Say how many lines of the material below contain the word "growth", with no other words.

[Data entries]
#####

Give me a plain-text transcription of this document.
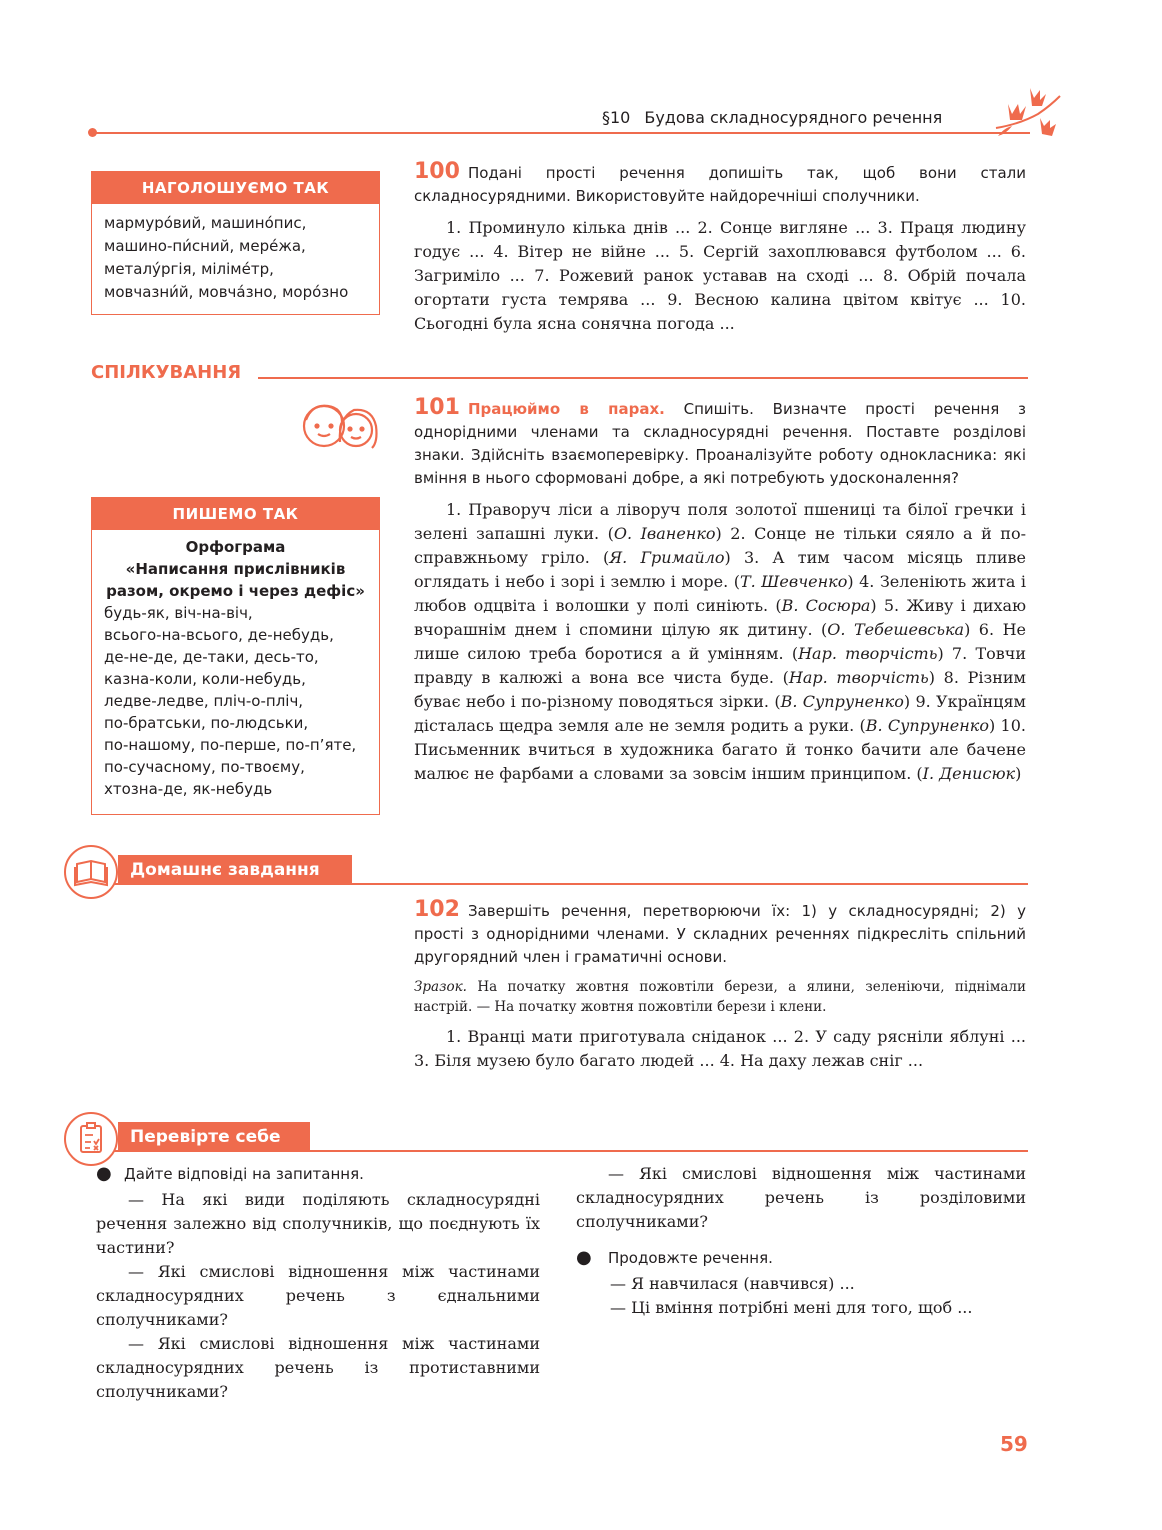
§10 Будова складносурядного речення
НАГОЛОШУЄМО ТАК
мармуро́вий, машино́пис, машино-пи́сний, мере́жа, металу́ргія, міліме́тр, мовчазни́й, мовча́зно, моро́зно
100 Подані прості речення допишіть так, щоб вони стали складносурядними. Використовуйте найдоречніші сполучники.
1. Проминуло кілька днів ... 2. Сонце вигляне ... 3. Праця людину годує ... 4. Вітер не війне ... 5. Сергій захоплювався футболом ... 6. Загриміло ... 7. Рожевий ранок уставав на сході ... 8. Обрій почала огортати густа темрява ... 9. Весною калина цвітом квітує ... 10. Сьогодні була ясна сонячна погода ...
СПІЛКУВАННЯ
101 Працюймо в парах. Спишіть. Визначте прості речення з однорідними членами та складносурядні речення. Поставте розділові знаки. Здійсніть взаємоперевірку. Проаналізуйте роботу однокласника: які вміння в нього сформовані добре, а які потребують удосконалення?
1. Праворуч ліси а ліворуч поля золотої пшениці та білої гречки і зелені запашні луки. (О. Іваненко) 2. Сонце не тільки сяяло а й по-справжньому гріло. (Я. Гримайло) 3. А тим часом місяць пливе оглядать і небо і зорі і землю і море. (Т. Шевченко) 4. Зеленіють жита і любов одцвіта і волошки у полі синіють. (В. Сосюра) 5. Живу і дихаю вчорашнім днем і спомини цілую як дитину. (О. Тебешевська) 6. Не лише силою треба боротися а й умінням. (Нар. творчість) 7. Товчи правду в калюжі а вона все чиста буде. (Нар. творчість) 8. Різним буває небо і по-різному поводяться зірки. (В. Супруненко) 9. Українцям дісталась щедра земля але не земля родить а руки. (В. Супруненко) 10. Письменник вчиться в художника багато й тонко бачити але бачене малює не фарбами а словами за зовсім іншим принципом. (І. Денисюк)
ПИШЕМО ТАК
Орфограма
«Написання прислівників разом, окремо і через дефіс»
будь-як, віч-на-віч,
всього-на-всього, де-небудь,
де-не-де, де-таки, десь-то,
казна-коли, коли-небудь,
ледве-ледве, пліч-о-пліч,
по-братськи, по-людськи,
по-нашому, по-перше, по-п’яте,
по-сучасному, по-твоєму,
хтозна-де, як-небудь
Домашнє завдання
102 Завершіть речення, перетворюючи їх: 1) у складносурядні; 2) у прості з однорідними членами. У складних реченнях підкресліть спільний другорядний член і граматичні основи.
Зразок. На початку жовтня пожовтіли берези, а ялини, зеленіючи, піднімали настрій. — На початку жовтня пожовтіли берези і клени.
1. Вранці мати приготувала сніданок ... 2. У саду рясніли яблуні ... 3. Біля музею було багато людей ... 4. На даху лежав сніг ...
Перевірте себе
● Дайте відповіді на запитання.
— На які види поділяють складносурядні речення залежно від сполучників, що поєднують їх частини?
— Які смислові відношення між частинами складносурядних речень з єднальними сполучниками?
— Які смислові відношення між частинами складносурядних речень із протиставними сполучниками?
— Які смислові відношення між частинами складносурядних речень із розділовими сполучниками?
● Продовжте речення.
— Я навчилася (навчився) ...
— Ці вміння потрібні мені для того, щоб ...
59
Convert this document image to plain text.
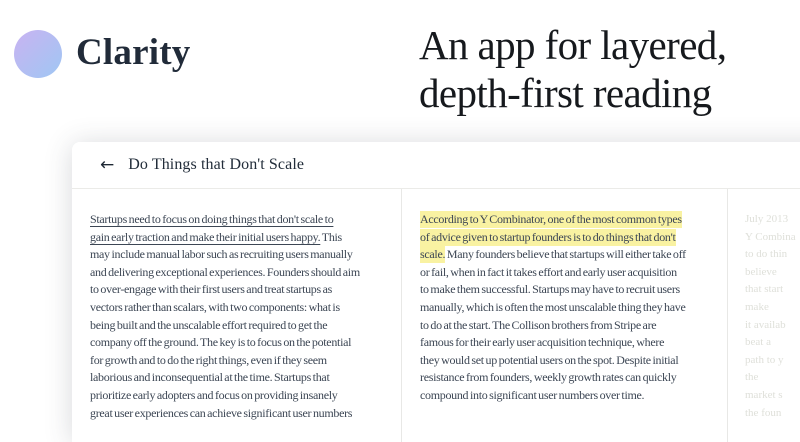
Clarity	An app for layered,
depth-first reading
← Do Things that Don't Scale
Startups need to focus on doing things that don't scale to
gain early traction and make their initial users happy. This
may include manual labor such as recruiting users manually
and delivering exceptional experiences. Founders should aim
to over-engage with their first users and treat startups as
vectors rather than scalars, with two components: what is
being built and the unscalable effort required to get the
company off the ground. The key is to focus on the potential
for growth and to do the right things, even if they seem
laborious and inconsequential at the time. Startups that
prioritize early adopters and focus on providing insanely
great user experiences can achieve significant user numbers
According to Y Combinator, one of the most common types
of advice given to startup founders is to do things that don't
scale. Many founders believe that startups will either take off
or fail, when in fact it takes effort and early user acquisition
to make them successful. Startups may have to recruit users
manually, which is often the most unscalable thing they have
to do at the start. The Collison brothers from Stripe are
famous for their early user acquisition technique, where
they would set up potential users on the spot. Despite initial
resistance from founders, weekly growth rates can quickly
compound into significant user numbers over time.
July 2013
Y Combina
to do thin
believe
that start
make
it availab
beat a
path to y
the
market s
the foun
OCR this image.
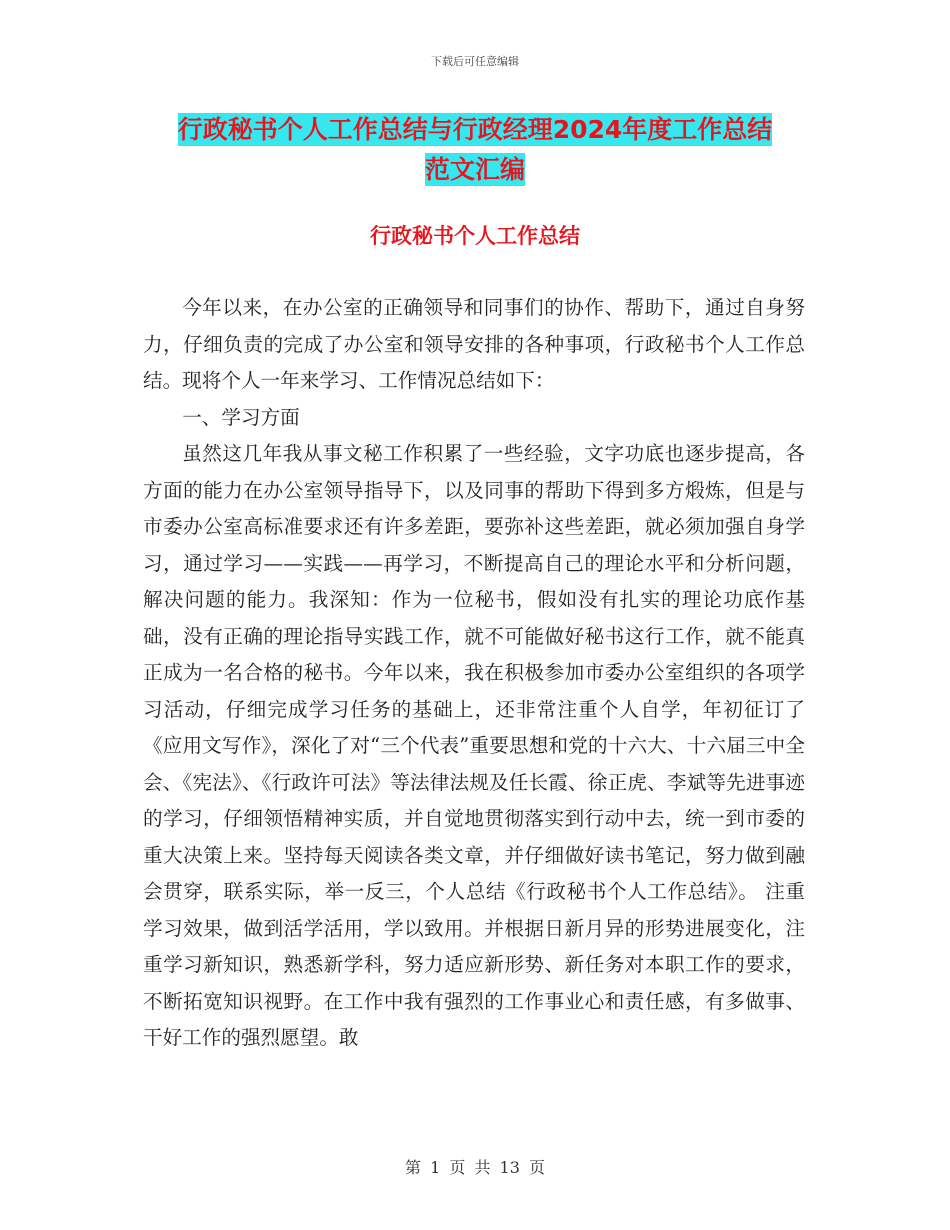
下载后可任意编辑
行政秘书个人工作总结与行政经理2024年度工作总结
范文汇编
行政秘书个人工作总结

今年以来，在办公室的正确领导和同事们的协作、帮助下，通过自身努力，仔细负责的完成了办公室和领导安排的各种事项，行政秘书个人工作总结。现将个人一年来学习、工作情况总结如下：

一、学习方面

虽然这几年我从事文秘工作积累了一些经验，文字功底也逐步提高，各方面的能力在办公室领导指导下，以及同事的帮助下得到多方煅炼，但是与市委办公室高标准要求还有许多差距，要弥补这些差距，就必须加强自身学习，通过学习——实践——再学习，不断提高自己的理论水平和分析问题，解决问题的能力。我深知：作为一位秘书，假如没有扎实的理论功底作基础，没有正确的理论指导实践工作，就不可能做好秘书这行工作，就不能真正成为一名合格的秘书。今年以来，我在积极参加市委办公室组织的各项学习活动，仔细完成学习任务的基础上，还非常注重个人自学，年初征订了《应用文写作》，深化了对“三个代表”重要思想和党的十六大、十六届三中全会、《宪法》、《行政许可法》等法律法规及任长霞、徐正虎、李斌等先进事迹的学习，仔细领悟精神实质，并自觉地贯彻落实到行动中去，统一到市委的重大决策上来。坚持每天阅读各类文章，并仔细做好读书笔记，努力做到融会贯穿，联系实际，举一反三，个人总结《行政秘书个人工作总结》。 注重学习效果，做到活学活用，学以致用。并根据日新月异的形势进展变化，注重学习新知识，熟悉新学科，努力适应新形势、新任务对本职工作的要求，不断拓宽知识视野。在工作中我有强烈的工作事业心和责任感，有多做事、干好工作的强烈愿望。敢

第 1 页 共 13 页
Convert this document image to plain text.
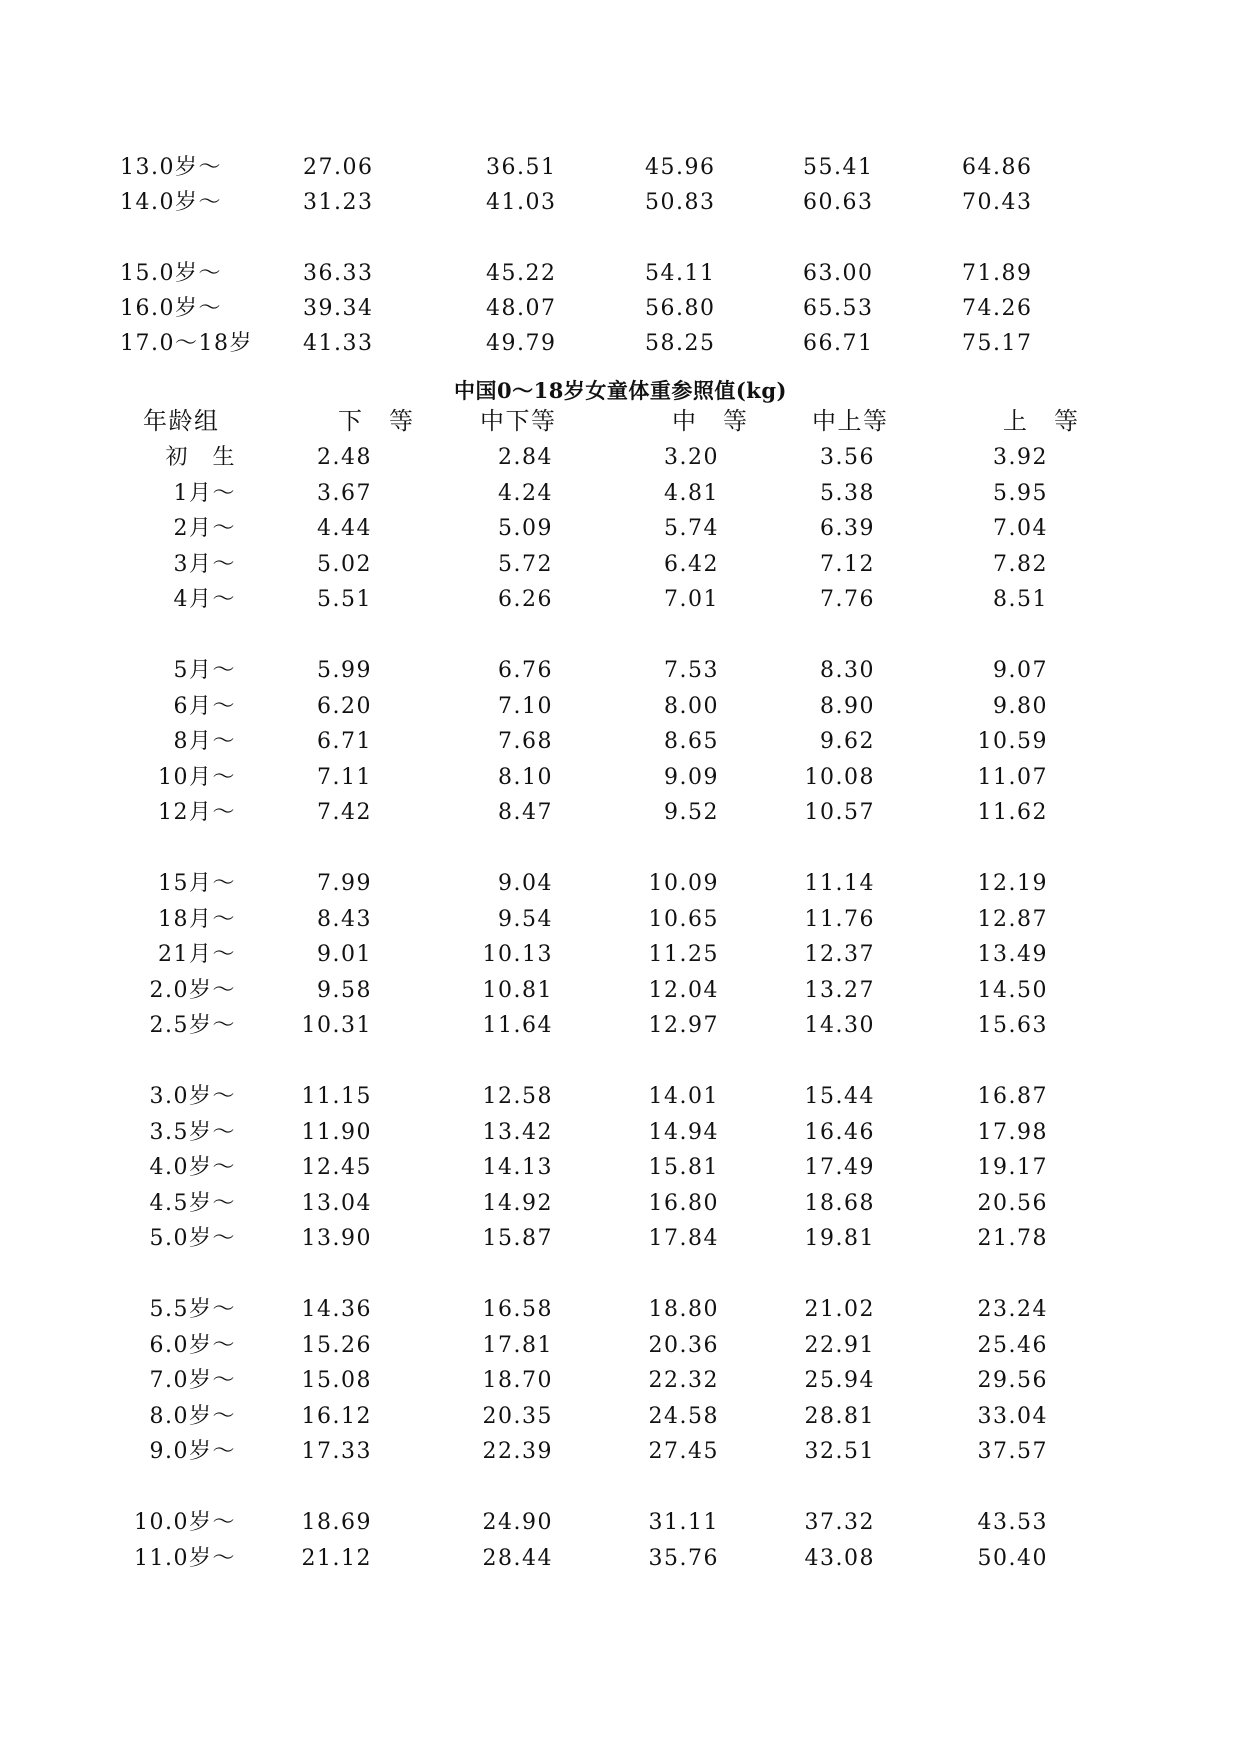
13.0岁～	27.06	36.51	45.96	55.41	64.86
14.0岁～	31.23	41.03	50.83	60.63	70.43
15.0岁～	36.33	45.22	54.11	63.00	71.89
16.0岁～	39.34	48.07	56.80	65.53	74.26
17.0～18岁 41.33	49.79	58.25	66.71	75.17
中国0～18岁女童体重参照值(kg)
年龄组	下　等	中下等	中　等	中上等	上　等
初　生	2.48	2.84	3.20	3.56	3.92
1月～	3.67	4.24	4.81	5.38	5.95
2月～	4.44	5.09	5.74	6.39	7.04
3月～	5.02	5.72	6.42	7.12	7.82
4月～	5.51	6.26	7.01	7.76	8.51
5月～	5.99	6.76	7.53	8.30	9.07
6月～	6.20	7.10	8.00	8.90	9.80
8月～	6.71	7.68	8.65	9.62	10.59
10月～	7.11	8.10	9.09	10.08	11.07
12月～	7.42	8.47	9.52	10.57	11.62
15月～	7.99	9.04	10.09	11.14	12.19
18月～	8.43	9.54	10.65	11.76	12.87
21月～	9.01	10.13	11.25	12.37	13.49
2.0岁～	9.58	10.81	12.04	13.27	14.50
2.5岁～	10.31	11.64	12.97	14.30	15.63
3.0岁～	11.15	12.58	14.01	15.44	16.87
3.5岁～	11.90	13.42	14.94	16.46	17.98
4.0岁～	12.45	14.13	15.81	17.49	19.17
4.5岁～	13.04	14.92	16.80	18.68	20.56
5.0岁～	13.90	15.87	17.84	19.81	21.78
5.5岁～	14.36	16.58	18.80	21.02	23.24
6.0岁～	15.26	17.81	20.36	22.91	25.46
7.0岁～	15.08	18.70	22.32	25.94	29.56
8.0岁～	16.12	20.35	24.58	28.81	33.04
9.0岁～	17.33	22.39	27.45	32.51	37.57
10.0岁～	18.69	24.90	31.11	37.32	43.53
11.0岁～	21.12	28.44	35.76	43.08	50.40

#####

▸ Reply:
2